Exercise
Make an exact copy of the records, with the images left out.

-- Start --

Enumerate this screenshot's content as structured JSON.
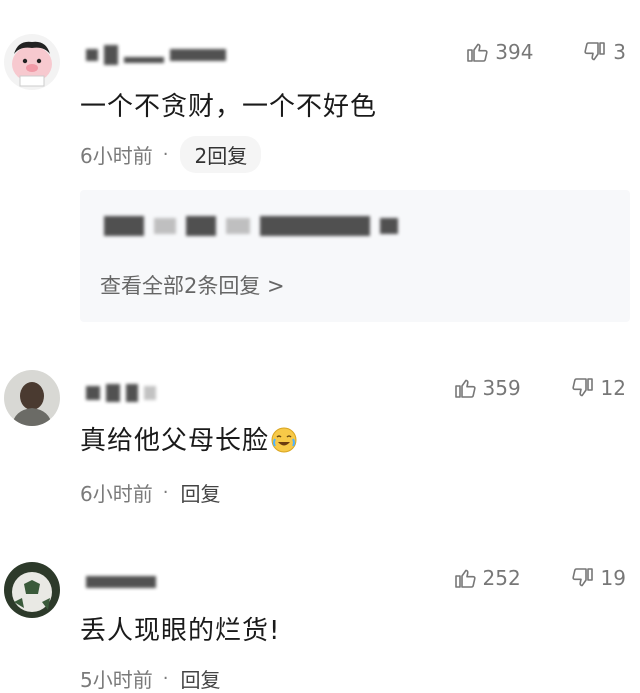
{
  "comments": [
    {
      "text": "一个不贪财，一个不好色",
      "time": "6小时前",
      "separator": "·",
      "reply_label": "2回复",
      "likes": "394",
      "dislikes": "3",
      "replies_preview": {
        "view_all": "查看全部2条回复 >"
      }
    },
    {
      "text": "真给他父母长脸",
      "emoji": "crying-laughing-emoji",
      "time": "6小时前",
      "separator": "·",
      "reply_label": "回复",
      "likes": "359",
      "dislikes": "12"
    },
    {
      "text": "丢人现眼的烂货!",
      "time": "5小时前",
      "separator": "·",
      "reply_label": "回复",
      "likes": "252",
      "dislikes": "19"
    }
  ],
  "icons": {
    "like": "thumbs-up-icon",
    "dislike": "thumbs-down-icon"
  },
  "colors": {
    "meta": "#7a7a7a",
    "reply_box_bg": "#f7f8fa",
    "text": "#1a1a1a"
  }
}
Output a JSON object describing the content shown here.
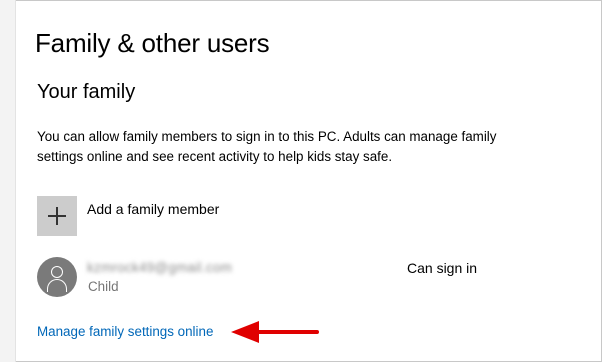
{
  "page": {
    "title": "Family & other users"
  },
  "family": {
    "section_title": "Your family",
    "description": "You can allow family members to sign in to this PC. Adults can manage family settings online and see recent activity to help kids stay safe.",
    "add_member_label": "Add a family member",
    "members": [
      {
        "email": "kzmrock49@gmail.com",
        "role": "Child",
        "status": "Can sign in"
      }
    ],
    "manage_link": "Manage family settings online"
  },
  "annotation": {
    "arrow_color": "#e00000"
  },
  "colors": {
    "link": "#0067b8",
    "tile": "#cccccc",
    "avatar": "#7a7a7a"
  }
}
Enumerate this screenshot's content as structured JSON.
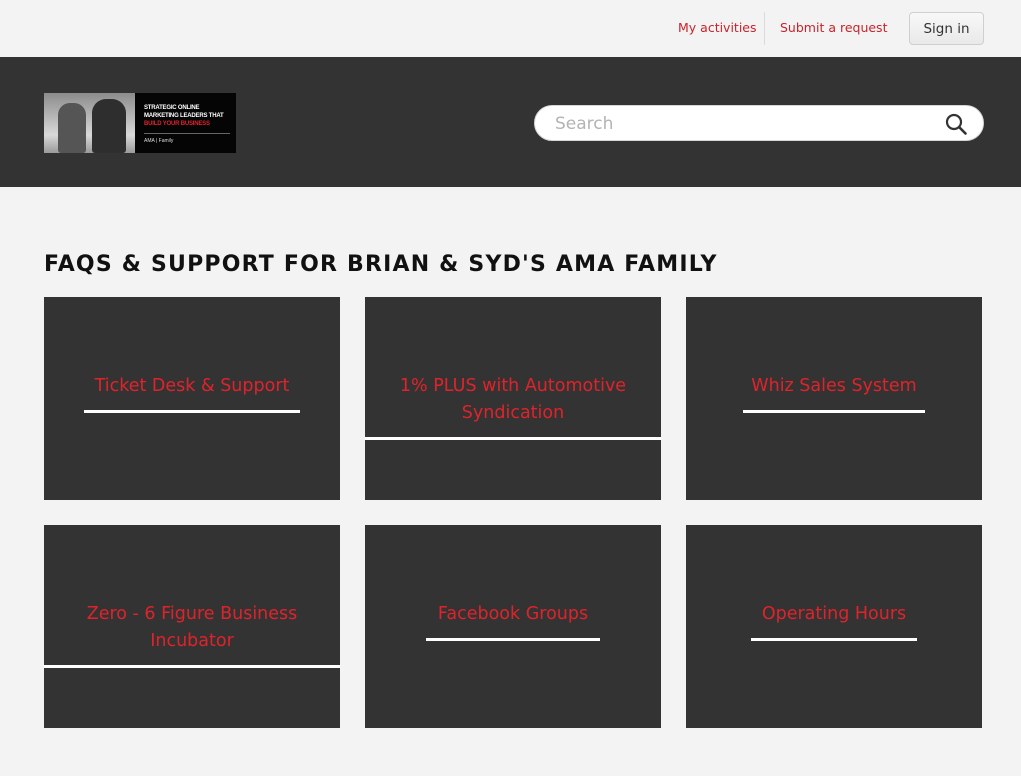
{
  "topbar": {
    "my_activities": "My activities",
    "submit_request": "Submit a request",
    "sign_in": "Sign in"
  },
  "header": {
    "logo": {
      "line1": "STRATEGIC ONLINE",
      "line2": "MARKETING LEADERS THAT",
      "line3": "BUILD YOUR BUSINESS",
      "small": "AMA | Family"
    },
    "search_placeholder": "Search"
  },
  "main": {
    "title": "FAQS & SUPPORT FOR BRIAN & SYD'S AMA FAMILY",
    "categories": [
      {
        "label": "Ticket Desk & Support"
      },
      {
        "label": "1% PLUS with Automotive Syndication"
      },
      {
        "label": "Whiz Sales System"
      },
      {
        "label": "Zero - 6 Figure Business Incubator"
      },
      {
        "label": "Facebook Groups"
      },
      {
        "label": "Operating Hours"
      }
    ]
  },
  "colors": {
    "accent": "#e0232b",
    "card_bg": "#333333",
    "page_bg": "#f3f3f3"
  }
}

-- End --

The output
Enumerate this screenshot's content as structured JSON.
{
  "comments": [
    {
      "text": "一个不贪财，一个不好色",
      "time": "6小时前",
      "separator": "·",
      "reply_label": "2回复",
      "likes": "394",
      "dislikes": "3",
      "replies_preview": {
        "view_all": "查看全部2条回复 >"
      }
    },
    {
      "text": "真给他父母长脸",
      "emoji": "crying-laughing-emoji",
      "time": "6小时前",
      "separator": "·",
      "reply_label": "回复",
      "likes": "359",
      "dislikes": "12"
    },
    {
      "text": "丢人现眼的烂货!",
      "time": "5小时前",
      "separator": "·",
      "reply_label": "回复",
      "likes": "252",
      "dislikes": "19"
    }
  ],
  "icons": {
    "like": "thumbs-up-icon",
    "dislike": "thumbs-down-icon"
  },
  "colors": {
    "meta": "#7a7a7a",
    "reply_box_bg": "#f7f8fa",
    "text": "#1a1a1a"
  }
}
Output a JSON object describing the content shown here.
{
  "page": {
    "title": "Family & other users"
  },
  "family": {
    "section_title": "Your family",
    "description": "You can allow family members to sign in to this PC. Adults can manage family settings online and see recent activity to help kids stay safe.",
    "add_member_label": "Add a family member",
    "members": [
      {
        "email": "kzmrock49@gmail.com",
        "role": "Child",
        "status": "Can sign in"
      }
    ],
    "manage_link": "Manage family settings online"
  },
  "annotation": {
    "arrow_color": "#e00000"
  },
  "colors": {
    "link": "#0067b8",
    "tile": "#cccccc",
    "avatar": "#7a7a7a"
  }
}
Enumerate this screenshot's content as structured JSON.
{
  "topbar": {
    "my_activities": "My activities",
    "submit_request": "Submit a request",
    "sign_in": "Sign in"
  },
  "header": {
    "logo": {
      "line1": "STRATEGIC ONLINE",
      "line2": "MARKETING LEADERS THAT",
      "line3": "BUILD YOUR BUSINESS",
      "small": "AMA | Family"
    },
    "search_placeholder": "Search"
  },
  "main": {
    "title": "FAQS & SUPPORT FOR BRIAN & SYD'S AMA FAMILY",
    "categories": [
      {
        "label": "Ticket Desk & Support"
      },
      {
        "label": "1% PLUS with Automotive Syndication"
      },
      {
        "label": "Whiz Sales System"
      },
      {
        "label": "Zero - 6 Figure Business Incubator"
      },
      {
        "label": "Facebook Groups"
      },
      {
        "label": "Operating Hours"
      }
    ]
  },
  "colors": {
    "accent": "#e0232b",
    "card_bg": "#333333",
    "page_bg": "#f3f3f3"
  }
}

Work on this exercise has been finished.